*Challenge*: Pictures appear in the records below; write out everything else exactly.

Stored entries:

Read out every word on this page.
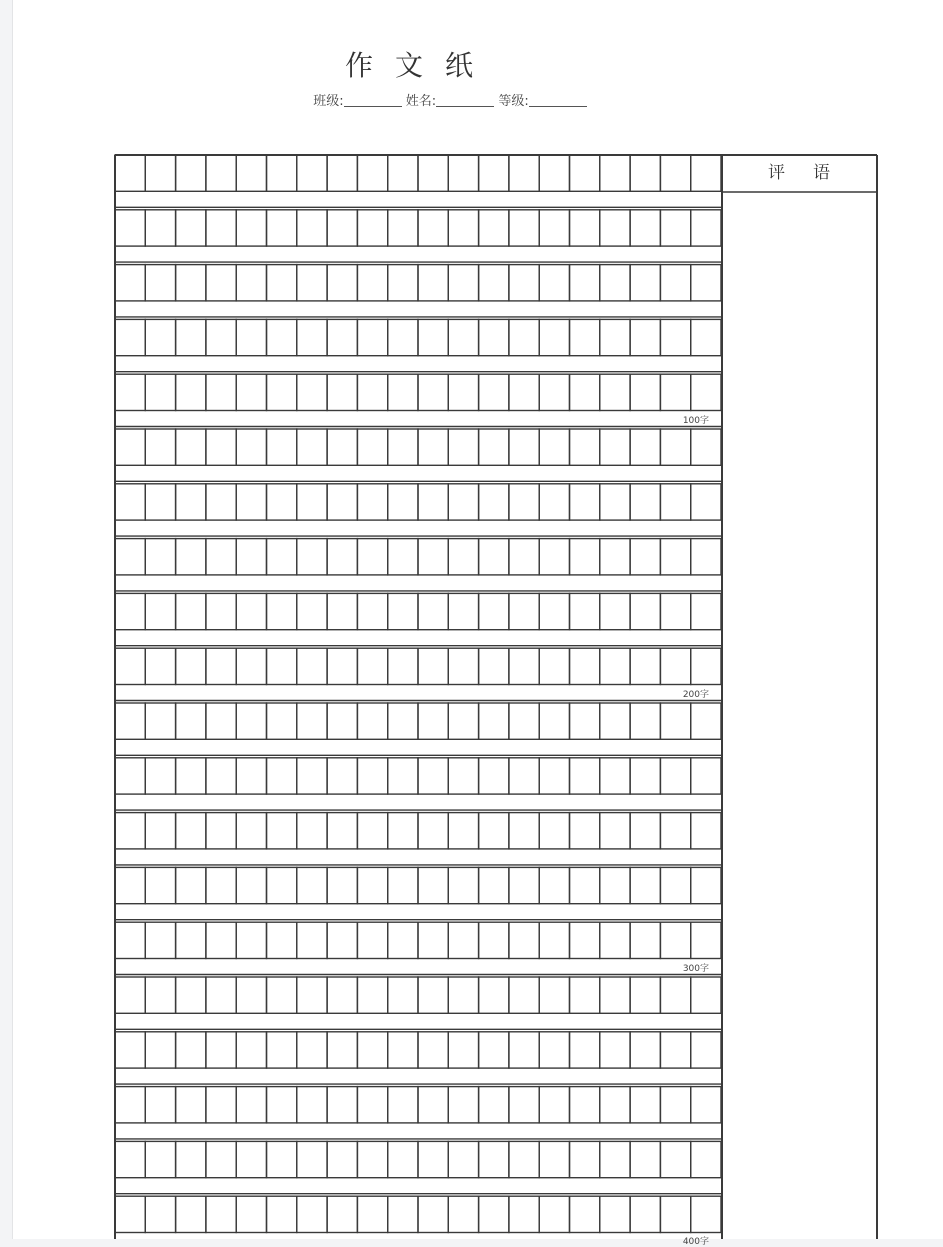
作文纸
班级:	姓名:	等级:
评语
100字
200字
300字
400字
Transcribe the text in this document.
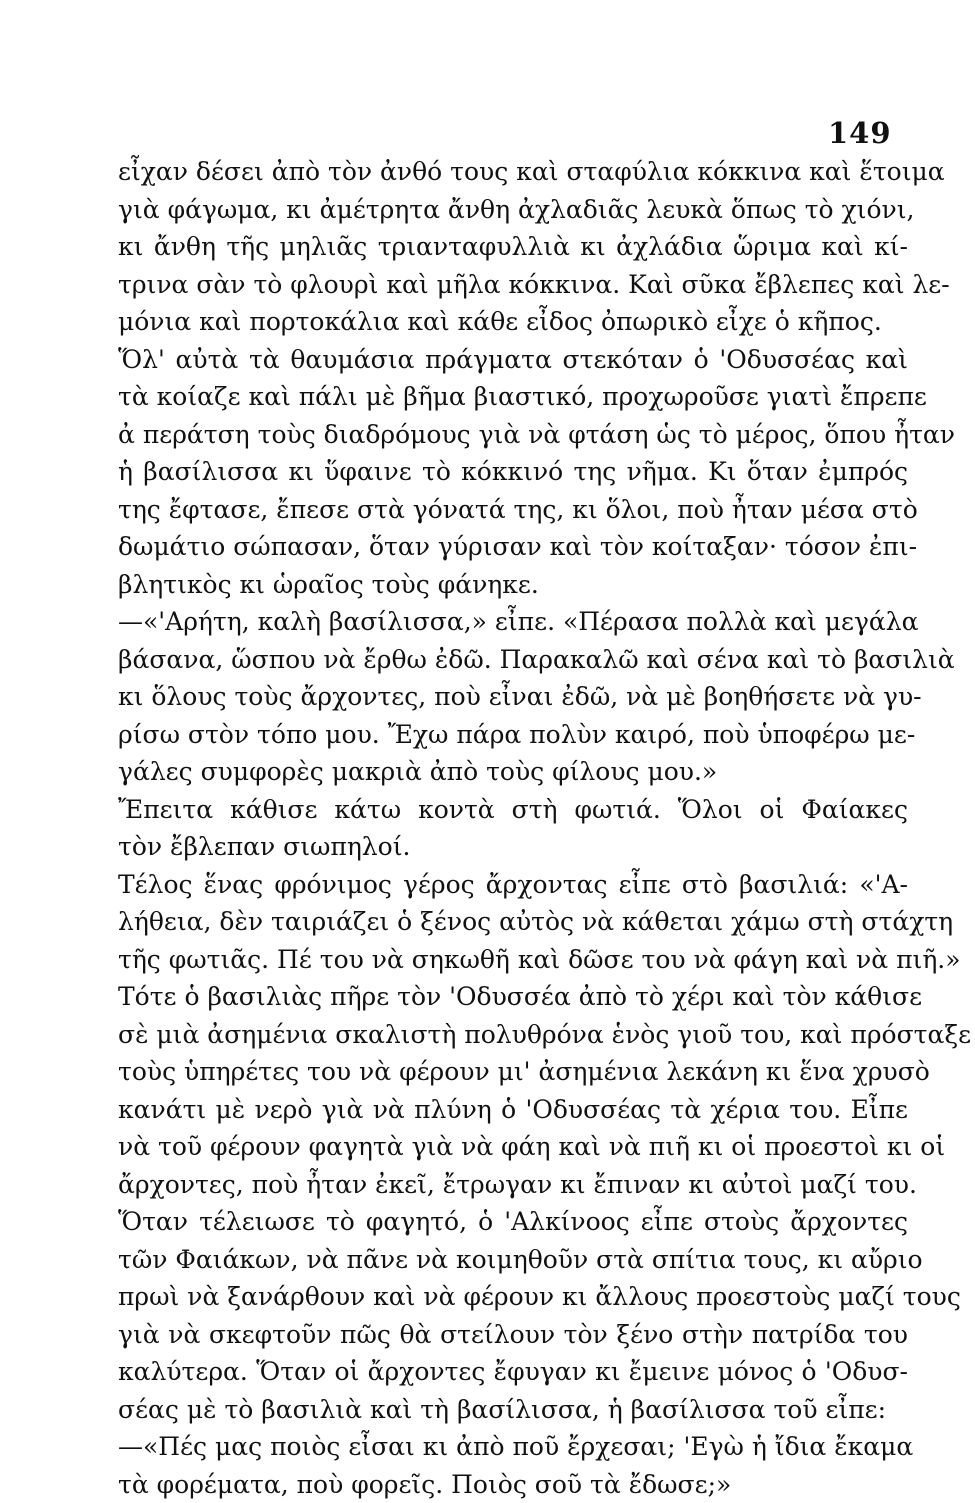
149
εἶχαν δέσει ἀπὸ τὸν ἀνθό τους καὶ σταφύλια κόκκινα καὶ ἕτοιμα
γιὰ φάγωμα, κι ἀμέτρητα ἄνθη ἀχλαδιᾶς λευκὰ ὅπως τὸ χιόνι,
κι ἄνθη τῆς μηλιᾶς τριανταφυλλιὰ κι ἀχλάδια ὥριμα καὶ κί-
τρινα σὰν τὸ φλουρὶ καὶ μῆλα κόκκινα. Καὶ σῦκα ἔβλεπες καὶ λε-
μόνια καὶ πορτοκάλια καὶ κάθε εἶδος ὀπωρικὸ εἶχε ὁ κῆπος.
Ὅλ' αὐτὰ τὰ θαυμάσια πράγματα στεκόταν ὁ 'Οδυσσέας καὶ
τὰ κοίαζε καὶ πάλι μὲ βῆμα βιαστικό, προχωροῦσε γιατὶ ἔπρεπε
ἀ περάτση τοὺς διαδρόμους γιὰ νὰ φτάση ὡς τὸ μέρος, ὅπου ἦταν
ἡ βασίλισσα κι ὕφαινε τὸ κόκκινό της νῆμα. Κι ὅταν ἐμπρός
της ἔφτασε, ἔπεσε στὰ γόνατά της, κι ὅλοι, ποὺ ἦταν μέσα στὸ
δωμάτιο σώπασαν, ὅταν γύρισαν καὶ τὸν κοίταξαν· τόσον ἐπι-
βλητικὸς κι ὡραῖος τοὺς φάνηκε.
—«'Αρήτη, καλὴ βασίλισσα,» εἶπε. «Πέρασα πολλὰ καὶ μεγάλα
βάσανα, ὥσπου νὰ ἔρθω ἐδῶ. Παρακαλῶ καὶ σένα καὶ τὸ βασιλιὰ
κι ὅλους τοὺς ἄρχοντες, ποὺ εἶναι ἐδῶ, νὰ μὲ βοηθήσετε νὰ γυ-
ρίσω στὸν τόπο μου. Ἔχω πάρα πολὺν καιρό, ποὺ ὑποφέρω με-
γάλες συμφορὲς μακριὰ ἀπὸ τοὺς φίλους μου.»
Ἔπειτα κάθισε κάτω κοντὰ στὴ φωτιά. Ὅλοι οἱ Φαίακες
τὸν ἔβλεπαν σιωπηλοί.
Τέλος ἕνας φρόνιμος γέρος ἄρχοντας εἶπε στὸ βασιλιά: «'Α-
λήθεια, δὲν ταιριάζει ὁ ξένος αὐτὸς νὰ κάθεται χάμω στὴ στάχτη
τῆς φωτιᾶς. Πέ του νὰ σηκωθῆ καὶ δῶσε του νὰ φάγη καὶ νὰ πιῆ.»
Τότε ὁ βασιλιὰς πῆρε τὸν 'Οδυσσέα ἀπὸ τὸ χέρι καὶ τὸν κάθισε
σὲ μιὰ ἀσημένια σκαλιστὴ πολυθρόνα ἑνὸς γιοῦ του, καὶ πρόσταξε
τοὺς ὑπηρέτες του νὰ φέρουν μι' ἀσημένια λεκάνη κι ἕνα χρυσὸ
κανάτι μὲ νερὸ γιὰ νὰ πλύνη ὁ 'Οδυσσέας τὰ χέρια του. Εἶπε
νὰ τοῦ φέρουν φαγητὰ γιὰ νὰ φάη καὶ νὰ πιῆ κι οἱ προεστοὶ κι οἱ
ἄρχοντες, ποὺ ἦταν ἐκεῖ, ἔτρωγαν κι ἔπιναν κι αὐτοὶ μαζί του.
Ὅταν τέλειωσε τὸ φαγητό, ὁ 'Αλκίνοος εἶπε στοὺς ἄρχοντες
τῶν Φαιάκων, νὰ πᾶνε νὰ κοιμηθοῦν στὰ σπίτια τους, κι αὔριο
πρωὶ νὰ ξανάρθουν καὶ νὰ φέρουν κι ἄλλους προεστοὺς μαζί τους
γιὰ νὰ σκεφτοῦν πῶς θὰ στείλουν τὸν ξένο στὴν πατρίδα του
καλύτερα. Ὅταν οἱ ἄρχοντες ἔφυγαν κι ἔμεινε μόνος ὁ 'Οδυσ-
σέας μὲ τὸ βασιλιὰ καὶ τὴ βασίλισσα, ἡ βασίλισσα τοῦ εἶπε:
—«Πές μας ποιὸς εἶσαι κι ἀπὸ ποῦ ἔρχεσαι; 'Εγὼ ἡ ἴδια ἔκαμα
τὰ φορέματα, ποὺ φορεῖς. Ποιὸς σοῦ τὰ ἔδωσε;»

*The reply*:
Read out every word on this page.
作文纸
班级:	姓名:	等级:
评语
100字
200字
300字
400字
Transcribe the text in this document.
149
εἶχαν δέσει ἀπὸ τὸν ἀνθό τους καὶ σταφύλια κόκκινα καὶ ἕτοιμα
γιὰ φάγωμα, κι ἀμέτρητα ἄνθη ἀχλαδιᾶς λευκὰ ὅπως τὸ χιόνι,
κι ἄνθη τῆς μηλιᾶς τριανταφυλλιὰ κι ἀχλάδια ὥριμα καὶ κί-
τρινα σὰν τὸ φλουρὶ καὶ μῆλα κόκκινα. Καὶ σῦκα ἔβλεπες καὶ λε-
μόνια καὶ πορτοκάλια καὶ κάθε εἶδος ὀπωρικὸ εἶχε ὁ κῆπος.
Ὅλ' αὐτὰ τὰ θαυμάσια πράγματα στεκόταν ὁ 'Οδυσσέας καὶ
τὰ κοίαζε καὶ πάλι μὲ βῆμα βιαστικό, προχωροῦσε γιατὶ ἔπρεπε
ἀ περάτση τοὺς διαδρόμους γιὰ νὰ φτάση ὡς τὸ μέρος, ὅπου ἦταν
ἡ βασίλισσα κι ὕφαινε τὸ κόκκινό της νῆμα. Κι ὅταν ἐμπρός
της ἔφτασε, ἔπεσε στὰ γόνατά της, κι ὅλοι, ποὺ ἦταν μέσα στὸ
δωμάτιο σώπασαν, ὅταν γύρισαν καὶ τὸν κοίταξαν· τόσον ἐπι-
βλητικὸς κι ὡραῖος τοὺς φάνηκε.
—«'Αρήτη, καλὴ βασίλισσα,» εἶπε. «Πέρασα πολλὰ καὶ μεγάλα
βάσανα, ὥσπου νὰ ἔρθω ἐδῶ. Παρακαλῶ καὶ σένα καὶ τὸ βασιλιὰ
κι ὅλους τοὺς ἄρχοντες, ποὺ εἶναι ἐδῶ, νὰ μὲ βοηθήσετε νὰ γυ-
ρίσω στὸν τόπο μου. Ἔχω πάρα πολὺν καιρό, ποὺ ὑποφέρω με-
γάλες συμφορὲς μακριὰ ἀπὸ τοὺς φίλους μου.»
Ἔπειτα κάθισε κάτω κοντὰ στὴ φωτιά. Ὅλοι οἱ Φαίακες
τὸν ἔβλεπαν σιωπηλοί.
Τέλος ἕνας φρόνιμος γέρος ἄρχοντας εἶπε στὸ βασιλιά: «'Α-
λήθεια, δὲν ταιριάζει ὁ ξένος αὐτὸς νὰ κάθεται χάμω στὴ στάχτη
τῆς φωτιᾶς. Πέ του νὰ σηκωθῆ καὶ δῶσε του νὰ φάγη καὶ νὰ πιῆ.»
Τότε ὁ βασιλιὰς πῆρε τὸν 'Οδυσσέα ἀπὸ τὸ χέρι καὶ τὸν κάθισε
σὲ μιὰ ἀσημένια σκαλιστὴ πολυθρόνα ἑνὸς γιοῦ του, καὶ πρόσταξε
τοὺς ὑπηρέτες του νὰ φέρουν μι' ἀσημένια λεκάνη κι ἕνα χρυσὸ
κανάτι μὲ νερὸ γιὰ νὰ πλύνη ὁ 'Οδυσσέας τὰ χέρια του. Εἶπε
νὰ τοῦ φέρουν φαγητὰ γιὰ νὰ φάη καὶ νὰ πιῆ κι οἱ προεστοὶ κι οἱ
ἄρχοντες, ποὺ ἦταν ἐκεῖ, ἔτρωγαν κι ἔπιναν κι αὐτοὶ μαζί του.
Ὅταν τέλειωσε τὸ φαγητό, ὁ 'Αλκίνοος εἶπε στοὺς ἄρχοντες
τῶν Φαιάκων, νὰ πᾶνε νὰ κοιμηθοῦν στὰ σπίτια τους, κι αὔριο
πρωὶ νὰ ξανάρθουν καὶ νὰ φέρουν κι ἄλλους προεστοὺς μαζί τους
γιὰ νὰ σκεφτοῦν πῶς θὰ στείλουν τὸν ξένο στὴν πατρίδα του
καλύτερα. Ὅταν οἱ ἄρχοντες ἔφυγαν κι ἔμεινε μόνος ὁ 'Οδυσ-
σέας μὲ τὸ βασιλιὰ καὶ τὴ βασίλισσα, ἡ βασίλισσα τοῦ εἶπε:
—«Πές μας ποιὸς εἶσαι κι ἀπὸ ποῦ ἔρχεσαι; 'Εγὼ ἡ ἴδια ἔκαμα
τὰ φορέματα, ποὺ φορεῖς. Ποιὸς σοῦ τὰ ἔδωσε;»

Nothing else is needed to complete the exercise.